━━━━━ SOURCE PASSAGE

The World Bank Group’s 2020 Human Capital Index, released today, finds that a child born in Sri Lanka today will be 60 percent as productive when she grows up as compared to if she enjoyed complete education and full health. This is higher than the average for South Asia region and lower middle-income countries.
Investments in human capital-the knowledge, skills, and health that people accumulate over their lives-are key to unlocking a child’s potential and to improving economic growth in every country.
“In the wake of the COVID-19 pandemic, investing in people is more vital than ever, as it can lay the strong foundations needed for the recovery and for resilient growth,” said Faris H. Hadad-Zervos, World Bank Country Director for Maldives, Nepal and Sri Lanka. “Stunting due to chronic under-nutrition and the need for higher quality learning are the two areas of the Human Capital Index in which Sri Lanka has an opportunity to accelerate progress, especially as a country on the threshold of upper-middle income status.”
To help address these gaps, a strategic focus on improving nutrition and enhancing learning in less developed regions of the country is needed, along with consistent measurement of stunting and internationally comparable learning outcomes to inform policy development and track progress in human capital development over time.

━━━━━━━━━━

TASK DIRECTIONS
Repeat back the whole passage on Sri Lanka's 2020 Human Capital Index word for word. The rows after this are not needed.

━━━━━ SOURCE MATERIAL

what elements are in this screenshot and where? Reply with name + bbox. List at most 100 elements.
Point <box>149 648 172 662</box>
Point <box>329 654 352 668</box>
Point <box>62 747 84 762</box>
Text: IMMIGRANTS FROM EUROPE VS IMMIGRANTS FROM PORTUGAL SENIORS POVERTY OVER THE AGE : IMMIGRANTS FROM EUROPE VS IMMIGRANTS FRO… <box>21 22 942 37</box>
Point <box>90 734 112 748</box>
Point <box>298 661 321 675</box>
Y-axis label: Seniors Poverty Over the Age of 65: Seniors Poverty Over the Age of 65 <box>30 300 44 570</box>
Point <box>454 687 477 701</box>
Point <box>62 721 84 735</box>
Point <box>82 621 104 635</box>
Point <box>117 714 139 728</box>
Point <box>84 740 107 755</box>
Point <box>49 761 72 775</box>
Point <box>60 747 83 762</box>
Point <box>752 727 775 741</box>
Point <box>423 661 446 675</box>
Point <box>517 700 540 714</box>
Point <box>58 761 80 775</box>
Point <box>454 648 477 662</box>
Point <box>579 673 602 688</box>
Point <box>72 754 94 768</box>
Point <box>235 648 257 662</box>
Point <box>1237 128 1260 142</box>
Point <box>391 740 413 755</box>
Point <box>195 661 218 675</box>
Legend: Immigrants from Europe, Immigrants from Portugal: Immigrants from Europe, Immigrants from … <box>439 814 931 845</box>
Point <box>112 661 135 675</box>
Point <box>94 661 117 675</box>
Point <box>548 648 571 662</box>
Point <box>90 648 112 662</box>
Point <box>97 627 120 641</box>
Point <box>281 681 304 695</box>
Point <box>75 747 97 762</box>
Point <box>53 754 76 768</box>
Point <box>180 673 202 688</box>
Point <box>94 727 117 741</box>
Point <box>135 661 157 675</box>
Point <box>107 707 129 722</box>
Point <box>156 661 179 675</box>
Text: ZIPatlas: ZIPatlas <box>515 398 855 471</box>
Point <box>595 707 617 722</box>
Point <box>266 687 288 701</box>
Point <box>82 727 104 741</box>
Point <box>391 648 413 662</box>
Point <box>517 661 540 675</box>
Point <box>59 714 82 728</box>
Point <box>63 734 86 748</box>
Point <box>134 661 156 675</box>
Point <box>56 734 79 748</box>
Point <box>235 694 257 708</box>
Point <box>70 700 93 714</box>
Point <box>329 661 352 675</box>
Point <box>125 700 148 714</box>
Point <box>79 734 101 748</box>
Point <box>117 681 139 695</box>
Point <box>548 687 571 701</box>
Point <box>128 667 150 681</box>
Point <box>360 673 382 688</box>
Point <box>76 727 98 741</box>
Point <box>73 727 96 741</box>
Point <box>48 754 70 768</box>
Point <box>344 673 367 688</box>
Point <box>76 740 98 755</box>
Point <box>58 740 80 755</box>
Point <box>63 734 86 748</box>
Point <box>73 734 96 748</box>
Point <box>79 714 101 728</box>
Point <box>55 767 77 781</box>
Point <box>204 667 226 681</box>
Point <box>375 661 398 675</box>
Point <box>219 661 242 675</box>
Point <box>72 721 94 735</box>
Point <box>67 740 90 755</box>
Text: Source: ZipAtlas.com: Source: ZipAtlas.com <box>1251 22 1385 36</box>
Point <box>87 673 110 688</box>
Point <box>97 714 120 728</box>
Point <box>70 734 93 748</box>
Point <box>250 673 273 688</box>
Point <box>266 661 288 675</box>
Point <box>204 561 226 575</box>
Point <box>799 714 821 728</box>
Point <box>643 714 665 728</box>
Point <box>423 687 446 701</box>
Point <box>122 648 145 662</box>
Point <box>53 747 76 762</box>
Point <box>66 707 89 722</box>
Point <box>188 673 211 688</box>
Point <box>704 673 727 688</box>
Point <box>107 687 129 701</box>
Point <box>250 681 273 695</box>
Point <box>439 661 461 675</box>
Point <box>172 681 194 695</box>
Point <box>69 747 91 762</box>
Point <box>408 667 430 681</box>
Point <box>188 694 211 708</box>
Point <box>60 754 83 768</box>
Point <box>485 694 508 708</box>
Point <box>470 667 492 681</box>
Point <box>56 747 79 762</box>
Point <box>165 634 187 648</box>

━━━━━━━━━━

RESPONSE BOX
The World Bank Group’s 2020 Human Capital Index, released today, finds that a child born in Sri Lanka today will be 60 percent as productive when she grows up as compared to if she enjoyed complete education and full health. This is higher than the average for South Asia region and lower middle-income countries.
Investments in human capital-the knowledge, skills, and health that people accumulate over their lives-are key to unlocking a child’s potential and to improving economic growth in every country.
“In the wake of the COVID-19 pandemic, investing in people is more vital than ever, as it can lay the strong foundations needed for the recovery and for resilient growth,” said Faris H. Hadad-Zervos, World Bank Country Director for Maldives, Nepal and Sri Lanka. “Stunting due to chronic under-nutrition and the need for higher quality learning are the two areas of the Human Capital Index in which Sri Lanka has an opportunity to accelerate progress, especially as a country on the threshold of upper-middle income status.”
To help address these gaps, a strategic focus on improving nutrition and enhancing learning in less developed regions of the country is needed, along with consistent measurement of stunting and internationally comparable learning outcomes to inform policy development and track progress in human capital development over time.